Recorded data
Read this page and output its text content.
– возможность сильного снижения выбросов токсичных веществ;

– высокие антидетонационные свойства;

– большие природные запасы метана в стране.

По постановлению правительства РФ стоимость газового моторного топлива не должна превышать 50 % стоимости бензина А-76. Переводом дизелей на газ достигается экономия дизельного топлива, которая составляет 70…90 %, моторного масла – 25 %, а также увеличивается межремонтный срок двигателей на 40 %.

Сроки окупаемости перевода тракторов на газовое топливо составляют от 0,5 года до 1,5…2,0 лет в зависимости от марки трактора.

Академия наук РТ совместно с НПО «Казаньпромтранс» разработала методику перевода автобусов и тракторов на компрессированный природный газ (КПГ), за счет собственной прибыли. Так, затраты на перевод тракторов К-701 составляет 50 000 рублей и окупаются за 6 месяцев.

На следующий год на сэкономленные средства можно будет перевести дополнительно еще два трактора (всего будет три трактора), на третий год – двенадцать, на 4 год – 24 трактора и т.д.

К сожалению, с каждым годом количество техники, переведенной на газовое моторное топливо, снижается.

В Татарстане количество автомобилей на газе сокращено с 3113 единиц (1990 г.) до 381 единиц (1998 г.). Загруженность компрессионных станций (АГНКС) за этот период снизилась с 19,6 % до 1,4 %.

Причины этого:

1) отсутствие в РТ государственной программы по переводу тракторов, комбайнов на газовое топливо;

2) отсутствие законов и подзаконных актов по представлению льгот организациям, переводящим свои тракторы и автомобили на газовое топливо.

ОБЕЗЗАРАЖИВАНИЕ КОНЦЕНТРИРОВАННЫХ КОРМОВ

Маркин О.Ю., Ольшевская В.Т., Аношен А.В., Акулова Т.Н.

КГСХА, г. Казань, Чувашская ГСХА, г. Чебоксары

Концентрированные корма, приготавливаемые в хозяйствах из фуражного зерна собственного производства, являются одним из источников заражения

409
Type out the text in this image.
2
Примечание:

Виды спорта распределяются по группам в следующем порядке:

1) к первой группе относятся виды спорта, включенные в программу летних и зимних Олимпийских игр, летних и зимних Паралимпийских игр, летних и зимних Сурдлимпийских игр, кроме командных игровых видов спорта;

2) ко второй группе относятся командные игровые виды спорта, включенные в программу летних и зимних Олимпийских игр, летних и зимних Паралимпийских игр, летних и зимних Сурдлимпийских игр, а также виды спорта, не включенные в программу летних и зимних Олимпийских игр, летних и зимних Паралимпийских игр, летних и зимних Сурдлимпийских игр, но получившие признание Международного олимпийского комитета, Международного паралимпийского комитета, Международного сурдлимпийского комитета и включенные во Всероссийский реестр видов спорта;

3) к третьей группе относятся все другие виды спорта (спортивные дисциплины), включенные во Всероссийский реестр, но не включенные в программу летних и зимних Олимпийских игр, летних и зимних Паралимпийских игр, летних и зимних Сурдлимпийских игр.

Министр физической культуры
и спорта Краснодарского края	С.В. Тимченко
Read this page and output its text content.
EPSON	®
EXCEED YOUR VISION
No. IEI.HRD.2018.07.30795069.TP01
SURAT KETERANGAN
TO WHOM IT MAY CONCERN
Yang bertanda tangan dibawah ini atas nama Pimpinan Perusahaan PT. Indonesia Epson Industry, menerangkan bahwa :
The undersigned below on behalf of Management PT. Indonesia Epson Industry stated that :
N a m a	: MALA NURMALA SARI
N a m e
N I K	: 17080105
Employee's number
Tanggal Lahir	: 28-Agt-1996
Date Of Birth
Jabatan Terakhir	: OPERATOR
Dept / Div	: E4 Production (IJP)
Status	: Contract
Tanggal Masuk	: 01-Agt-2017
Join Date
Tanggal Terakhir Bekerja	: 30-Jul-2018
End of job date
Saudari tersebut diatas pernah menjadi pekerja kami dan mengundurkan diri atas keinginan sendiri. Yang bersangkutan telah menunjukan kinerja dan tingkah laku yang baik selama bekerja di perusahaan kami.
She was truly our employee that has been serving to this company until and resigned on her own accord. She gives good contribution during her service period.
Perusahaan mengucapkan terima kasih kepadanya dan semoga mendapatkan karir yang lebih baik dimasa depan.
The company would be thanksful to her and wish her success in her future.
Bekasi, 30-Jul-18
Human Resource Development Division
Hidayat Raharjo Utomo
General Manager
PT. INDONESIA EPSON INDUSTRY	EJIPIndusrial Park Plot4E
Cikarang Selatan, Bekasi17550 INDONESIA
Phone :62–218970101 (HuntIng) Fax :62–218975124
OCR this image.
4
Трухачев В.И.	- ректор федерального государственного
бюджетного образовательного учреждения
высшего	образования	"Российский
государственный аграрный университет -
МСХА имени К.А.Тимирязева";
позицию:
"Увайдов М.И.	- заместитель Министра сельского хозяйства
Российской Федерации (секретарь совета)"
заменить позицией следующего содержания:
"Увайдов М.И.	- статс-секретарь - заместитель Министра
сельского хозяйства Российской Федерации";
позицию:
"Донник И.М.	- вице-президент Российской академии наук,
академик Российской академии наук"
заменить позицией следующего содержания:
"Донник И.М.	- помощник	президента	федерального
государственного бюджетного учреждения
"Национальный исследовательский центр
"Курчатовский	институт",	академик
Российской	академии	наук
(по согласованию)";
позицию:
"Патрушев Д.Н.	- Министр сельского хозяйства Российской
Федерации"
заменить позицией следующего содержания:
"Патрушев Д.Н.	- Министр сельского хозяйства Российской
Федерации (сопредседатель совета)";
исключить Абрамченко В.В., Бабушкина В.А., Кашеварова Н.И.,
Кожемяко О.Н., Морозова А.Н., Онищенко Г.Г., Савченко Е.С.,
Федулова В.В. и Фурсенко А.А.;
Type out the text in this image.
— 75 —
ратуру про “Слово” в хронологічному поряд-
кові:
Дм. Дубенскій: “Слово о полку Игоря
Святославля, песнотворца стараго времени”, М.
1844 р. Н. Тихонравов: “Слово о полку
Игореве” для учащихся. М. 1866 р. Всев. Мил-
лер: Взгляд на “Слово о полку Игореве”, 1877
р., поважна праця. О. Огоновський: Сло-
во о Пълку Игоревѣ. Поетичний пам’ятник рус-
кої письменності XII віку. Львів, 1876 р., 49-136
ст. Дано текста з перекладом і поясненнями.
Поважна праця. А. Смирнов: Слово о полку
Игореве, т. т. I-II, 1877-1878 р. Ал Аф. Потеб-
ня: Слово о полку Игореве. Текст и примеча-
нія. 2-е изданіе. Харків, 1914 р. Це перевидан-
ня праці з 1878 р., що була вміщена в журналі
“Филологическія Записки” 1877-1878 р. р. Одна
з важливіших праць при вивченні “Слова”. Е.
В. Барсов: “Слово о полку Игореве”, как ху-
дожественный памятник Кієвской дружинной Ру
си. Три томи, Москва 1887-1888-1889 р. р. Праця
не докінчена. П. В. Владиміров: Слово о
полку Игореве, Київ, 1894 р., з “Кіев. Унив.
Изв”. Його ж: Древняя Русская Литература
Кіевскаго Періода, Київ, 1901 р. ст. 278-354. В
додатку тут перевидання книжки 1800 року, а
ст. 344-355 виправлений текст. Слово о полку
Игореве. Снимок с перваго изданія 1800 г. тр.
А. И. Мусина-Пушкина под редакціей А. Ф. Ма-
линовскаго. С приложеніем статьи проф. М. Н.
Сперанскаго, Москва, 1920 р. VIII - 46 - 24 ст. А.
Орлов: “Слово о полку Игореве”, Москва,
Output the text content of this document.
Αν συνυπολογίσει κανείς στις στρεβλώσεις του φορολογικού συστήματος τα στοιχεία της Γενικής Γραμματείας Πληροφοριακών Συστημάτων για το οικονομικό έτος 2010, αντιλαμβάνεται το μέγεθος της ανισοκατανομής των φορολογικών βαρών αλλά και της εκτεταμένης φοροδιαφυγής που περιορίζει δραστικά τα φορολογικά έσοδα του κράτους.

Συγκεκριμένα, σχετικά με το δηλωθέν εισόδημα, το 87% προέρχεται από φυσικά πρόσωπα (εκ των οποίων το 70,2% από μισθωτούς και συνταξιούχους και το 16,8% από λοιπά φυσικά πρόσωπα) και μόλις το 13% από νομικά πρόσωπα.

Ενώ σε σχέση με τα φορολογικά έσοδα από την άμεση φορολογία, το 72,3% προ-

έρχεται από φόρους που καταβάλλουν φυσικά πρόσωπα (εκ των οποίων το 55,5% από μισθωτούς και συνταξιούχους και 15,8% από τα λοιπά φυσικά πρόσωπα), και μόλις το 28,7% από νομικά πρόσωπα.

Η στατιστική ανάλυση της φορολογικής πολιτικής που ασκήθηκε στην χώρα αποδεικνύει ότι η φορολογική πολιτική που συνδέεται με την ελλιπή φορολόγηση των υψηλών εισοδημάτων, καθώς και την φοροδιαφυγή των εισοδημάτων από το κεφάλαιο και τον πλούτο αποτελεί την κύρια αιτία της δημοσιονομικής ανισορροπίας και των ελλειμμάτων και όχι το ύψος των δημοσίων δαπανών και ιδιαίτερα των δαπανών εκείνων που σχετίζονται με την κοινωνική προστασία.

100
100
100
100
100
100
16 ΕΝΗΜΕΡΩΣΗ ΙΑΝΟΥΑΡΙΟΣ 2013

▶ _Required work_
From the listing above, collect every line that mentions the word "μόλις".

▶ _Task response_
Συγκεκριμένα, σχετικά με το δηλωθέν εισόδημα, το 87% προέρχεται από φυσικά πρόσωπα (εκ των οποίων το 70,2% από μισθωτούς και συνταξιούχους και το 16,8% από λοιπά φυσικά πρόσωπα) και μόλις το 13% από νομικά πρόσωπα.
έρχεται από φόρους που καταβάλλουν φυσικά πρόσωπα (εκ των οποίων το 55,5% από μισθωτούς και συνταξιούχους και 15,8% από τα λοιπά φυσικά πρόσωπα), και μόλις το 28,7% από νομικά πρόσωπα.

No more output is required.